Your answer should be a number only: the count of lines in the following entries that contain "study".

(Records from a data source)
----

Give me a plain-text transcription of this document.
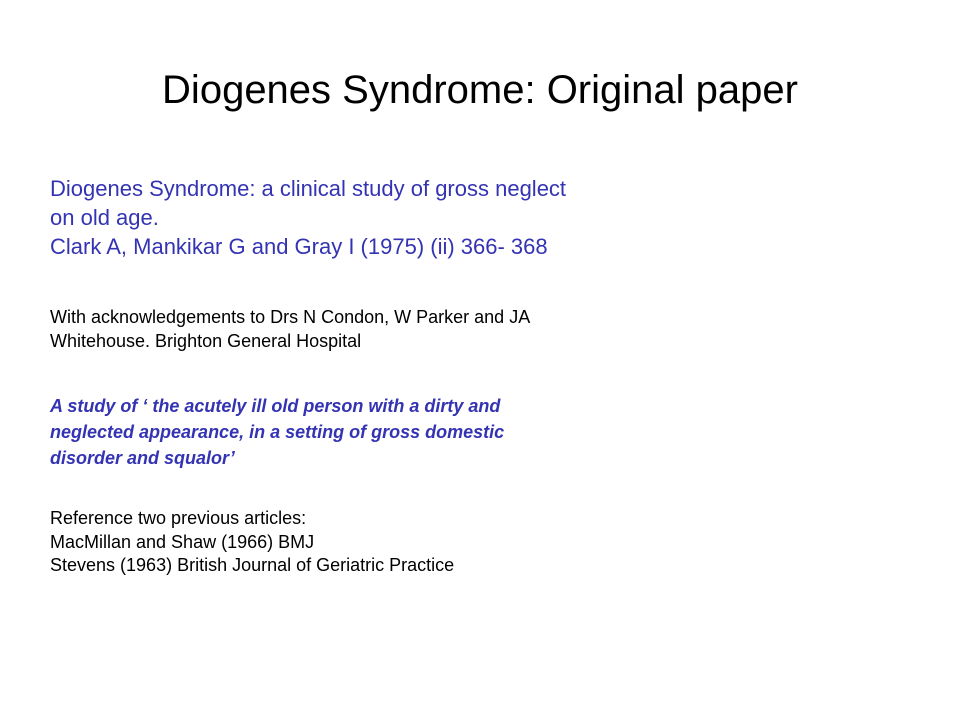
Diogenes Syndrome: Original paper
Diogenes Syndrome: a clinical study of gross neglect
on old age.
Clark A, Mankikar G and Gray I (1975) (ii) 366- 368
With acknowledgements to Drs N Condon, W Parker and JA
Whitehouse. Brighton General Hospital
A study of ‘ the acutely ill old person with a dirty and
neglected appearance, in a setting of gross domestic
disorder and squalor’
Reference two previous articles:
MacMillan and Shaw (1966) BMJ
Stevens (1963) British Journal of Geriatric Practice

----

_Solution to the exercise_. 2